> _TASK PROMPT_: Print all entries precisely as they are written.

Raw records

↓↓↓

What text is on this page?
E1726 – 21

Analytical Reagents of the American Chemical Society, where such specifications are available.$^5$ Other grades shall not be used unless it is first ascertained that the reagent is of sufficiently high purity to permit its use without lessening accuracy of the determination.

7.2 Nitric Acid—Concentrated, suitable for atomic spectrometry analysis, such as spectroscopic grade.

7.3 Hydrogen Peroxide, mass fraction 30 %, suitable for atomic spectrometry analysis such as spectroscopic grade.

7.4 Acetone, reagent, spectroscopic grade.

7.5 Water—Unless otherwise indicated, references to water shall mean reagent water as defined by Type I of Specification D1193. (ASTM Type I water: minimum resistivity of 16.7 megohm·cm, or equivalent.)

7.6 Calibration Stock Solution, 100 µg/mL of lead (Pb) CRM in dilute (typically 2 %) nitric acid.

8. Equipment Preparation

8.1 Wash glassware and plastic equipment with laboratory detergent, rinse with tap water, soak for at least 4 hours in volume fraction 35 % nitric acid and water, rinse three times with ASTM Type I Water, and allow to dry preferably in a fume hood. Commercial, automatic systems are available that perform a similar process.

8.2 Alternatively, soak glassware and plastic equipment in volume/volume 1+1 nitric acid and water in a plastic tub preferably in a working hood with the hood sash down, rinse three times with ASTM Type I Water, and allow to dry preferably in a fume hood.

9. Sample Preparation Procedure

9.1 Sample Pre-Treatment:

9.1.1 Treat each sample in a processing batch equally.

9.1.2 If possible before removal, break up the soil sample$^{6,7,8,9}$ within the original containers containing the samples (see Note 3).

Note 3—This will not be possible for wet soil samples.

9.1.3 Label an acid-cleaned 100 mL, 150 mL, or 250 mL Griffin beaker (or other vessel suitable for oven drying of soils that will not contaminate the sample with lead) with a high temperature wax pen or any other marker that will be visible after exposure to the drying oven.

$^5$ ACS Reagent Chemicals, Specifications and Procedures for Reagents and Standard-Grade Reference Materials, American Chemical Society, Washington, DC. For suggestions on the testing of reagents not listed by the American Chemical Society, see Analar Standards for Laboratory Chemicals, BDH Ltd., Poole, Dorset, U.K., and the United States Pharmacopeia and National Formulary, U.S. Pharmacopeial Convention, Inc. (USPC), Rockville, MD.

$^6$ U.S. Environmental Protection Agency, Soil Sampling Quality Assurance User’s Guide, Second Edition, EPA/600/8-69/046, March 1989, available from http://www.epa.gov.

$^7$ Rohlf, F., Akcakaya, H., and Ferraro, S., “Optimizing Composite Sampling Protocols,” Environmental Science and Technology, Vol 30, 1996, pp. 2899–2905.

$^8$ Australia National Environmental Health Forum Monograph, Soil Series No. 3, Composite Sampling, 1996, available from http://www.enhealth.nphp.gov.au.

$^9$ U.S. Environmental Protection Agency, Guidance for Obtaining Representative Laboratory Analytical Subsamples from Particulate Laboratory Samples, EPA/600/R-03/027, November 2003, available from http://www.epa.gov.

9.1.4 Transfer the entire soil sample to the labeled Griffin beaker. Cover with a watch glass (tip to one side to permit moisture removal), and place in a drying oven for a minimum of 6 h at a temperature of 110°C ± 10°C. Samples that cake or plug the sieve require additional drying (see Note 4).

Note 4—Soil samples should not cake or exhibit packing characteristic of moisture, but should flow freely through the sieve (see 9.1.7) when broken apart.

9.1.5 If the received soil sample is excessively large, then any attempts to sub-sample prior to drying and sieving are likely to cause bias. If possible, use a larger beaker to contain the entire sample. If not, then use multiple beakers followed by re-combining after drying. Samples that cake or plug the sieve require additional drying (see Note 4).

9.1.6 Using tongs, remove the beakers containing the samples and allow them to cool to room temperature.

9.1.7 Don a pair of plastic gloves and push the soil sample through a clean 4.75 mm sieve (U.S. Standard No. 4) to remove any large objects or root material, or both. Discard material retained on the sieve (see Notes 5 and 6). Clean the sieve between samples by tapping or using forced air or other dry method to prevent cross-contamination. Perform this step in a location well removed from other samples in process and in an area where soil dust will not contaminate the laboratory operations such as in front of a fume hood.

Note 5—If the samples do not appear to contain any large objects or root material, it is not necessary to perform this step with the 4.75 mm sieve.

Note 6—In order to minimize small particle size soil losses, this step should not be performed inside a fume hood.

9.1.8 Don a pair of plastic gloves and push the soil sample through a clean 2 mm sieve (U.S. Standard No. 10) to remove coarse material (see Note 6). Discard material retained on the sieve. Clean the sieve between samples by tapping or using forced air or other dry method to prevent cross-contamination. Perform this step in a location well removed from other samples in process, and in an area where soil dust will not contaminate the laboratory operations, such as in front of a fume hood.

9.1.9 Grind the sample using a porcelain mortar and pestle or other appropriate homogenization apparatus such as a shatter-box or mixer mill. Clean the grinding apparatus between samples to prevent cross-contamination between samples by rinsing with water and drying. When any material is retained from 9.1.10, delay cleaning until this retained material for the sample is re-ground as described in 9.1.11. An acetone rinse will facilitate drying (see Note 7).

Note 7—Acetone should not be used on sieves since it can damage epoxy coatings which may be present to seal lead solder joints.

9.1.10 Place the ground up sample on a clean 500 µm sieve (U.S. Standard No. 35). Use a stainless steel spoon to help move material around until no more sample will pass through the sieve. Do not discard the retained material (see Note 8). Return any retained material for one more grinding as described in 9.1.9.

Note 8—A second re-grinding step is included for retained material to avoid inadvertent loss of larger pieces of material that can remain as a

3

↑↑↑

> _EXPECTED ANSWER_:
What text is on this page?
E1726 – 21

Analytical Reagents of the American Chemical Society, where such specifications are available.$^5$ Other grades shall not be used unless it is first ascertained that the reagent is of sufficiently high purity to permit its use without lessening accuracy of the determination.

7.2 Nitric Acid—Concentrated, suitable for atomic spectrometry analysis, such as spectroscopic grade.

7.3 Hydrogen Peroxide, mass fraction 30 %, suitable for atomic spectrometry analysis such as spectroscopic grade.

7.4 Acetone, reagent, spectroscopic grade.

7.5 Water—Unless otherwise indicated, references to water shall mean reagent water as defined by Type I of Specification D1193. (ASTM Type I water: minimum resistivity of 16.7 megohm·cm, or equivalent.)

7.6 Calibration Stock Solution, 100 µg/mL of lead (Pb) CRM in dilute (typically 2 %) nitric acid.

8. Equipment Preparation

8.1 Wash glassware and plastic equipment with laboratory detergent, rinse with tap water, soak for at least 4 hours in volume fraction 35 % nitric acid and water, rinse three times with ASTM Type I Water, and allow to dry preferably in a fume hood. Commercial, automatic systems are available that perform a similar process.

8.2 Alternatively, soak glassware and plastic equipment in volume/volume 1+1 nitric acid and water in a plastic tub preferably in a working hood with the hood sash down, rinse three times with ASTM Type I Water, and allow to dry preferably in a fume hood.

9. Sample Preparation Procedure

9.1 Sample Pre-Treatment:

9.1.1 Treat each sample in a processing batch equally.

9.1.2 If possible before removal, break up the soil sample$^{6,7,8,9}$ within the original containers containing the samples (see Note 3).

Note 3—This will not be possible for wet soil samples.

9.1.3 Label an acid-cleaned 100 mL, 150 mL, or 250 mL Griffin beaker (or other vessel suitable for oven drying of soils that will not contaminate the sample with lead) with a high temperature wax pen or any other marker that will be visible after exposure to the drying oven.

$^5$ ACS Reagent Chemicals, Specifications and Procedures for Reagents and Standard-Grade Reference Materials, American Chemical Society, Washington, DC. For suggestions on the testing of reagents not listed by the American Chemical Society, see Analar Standards for Laboratory Chemicals, BDH Ltd., Poole, Dorset, U.K., and the United States Pharmacopeia and National Formulary, U.S. Pharmacopeial Convention, Inc. (USPC), Rockville, MD.

$^6$ U.S. Environmental Protection Agency, Soil Sampling Quality Assurance User’s Guide, Second Edition, EPA/600/8-69/046, March 1989, available from http://www.epa.gov.

$^7$ Rohlf, F., Akcakaya, H., and Ferraro, S., “Optimizing Composite Sampling Protocols,” Environmental Science and Technology, Vol 30, 1996, pp. 2899–2905.

$^8$ Australia National Environmental Health Forum Monograph, Soil Series No. 3, Composite Sampling, 1996, available from http://www.enhealth.nphp.gov.au.

$^9$ U.S. Environmental Protection Agency, Guidance for Obtaining Representative Laboratory Analytical Subsamples from Particulate Laboratory Samples, EPA/600/R-03/027, November 2003, available from http://www.epa.gov.

9.1.4 Transfer the entire soil sample to the labeled Griffin beaker. Cover with a watch glass (tip to one side to permit moisture removal), and place in a drying oven for a minimum of 6 h at a temperature of 110°C ± 10°C. Samples that cake or plug the sieve require additional drying (see Note 4).

Note 4—Soil samples should not cake or exhibit packing characteristic of moisture, but should flow freely through the sieve (see 9.1.7) when broken apart.

9.1.5 If the received soil sample is excessively large, then any attempts to sub-sample prior to drying and sieving are likely to cause bias. If possible, use a larger beaker to contain the entire sample. If not, then use multiple beakers followed by re-combining after drying. Samples that cake or plug the sieve require additional drying (see Note 4).

9.1.6 Using tongs, remove the beakers containing the samples and allow them to cool to room temperature.

9.1.7 Don a pair of plastic gloves and push the soil sample through a clean 4.75 mm sieve (U.S. Standard No. 4) to remove any large objects or root material, or both. Discard material retained on the sieve (see Notes 5 and 6). Clean the sieve between samples by tapping or using forced air or other dry method to prevent cross-contamination. Perform this step in a location well removed from other samples in process and in an area where soil dust will not contaminate the laboratory operations such as in front of a fume hood.

Note 5—If the samples do not appear to contain any large objects or root material, it is not necessary to perform this step with the 4.75 mm sieve.

Note 6—In order to minimize small particle size soil losses, this step should not be performed inside a fume hood.

9.1.8 Don a pair of plastic gloves and push the soil sample through a clean 2 mm sieve (U.S. Standard No. 10) to remove coarse material (see Note 6). Discard material retained on the sieve. Clean the sieve between samples by tapping or using forced air or other dry method to prevent cross-contamination. Perform this step in a location well removed from other samples in process, and in an area where soil dust will not contaminate the laboratory operations, such as in front of a fume hood.

9.1.9 Grind the sample using a porcelain mortar and pestle or other appropriate homogenization apparatus such as a shatter-box or mixer mill. Clean the grinding apparatus between samples to prevent cross-contamination between samples by rinsing with water and drying. When any material is retained from 9.1.10, delay cleaning until this retained material for the sample is re-ground as described in 9.1.11. An acetone rinse will facilitate drying (see Note 7).

Note 7—Acetone should not be used on sieves since it can damage epoxy coatings which may be present to seal lead solder joints.

9.1.10 Place the ground up sample on a clean 500 µm sieve (U.S. Standard No. 35). Use a stainless steel spoon to help move material around until no more sample will pass through the sieve. Do not discard the retained material (see Note 8). Return any retained material for one more grinding as described in 9.1.9.

Note 8—A second re-grinding step is included for retained material to avoid inadvertent loss of larger pieces of material that can remain as a

3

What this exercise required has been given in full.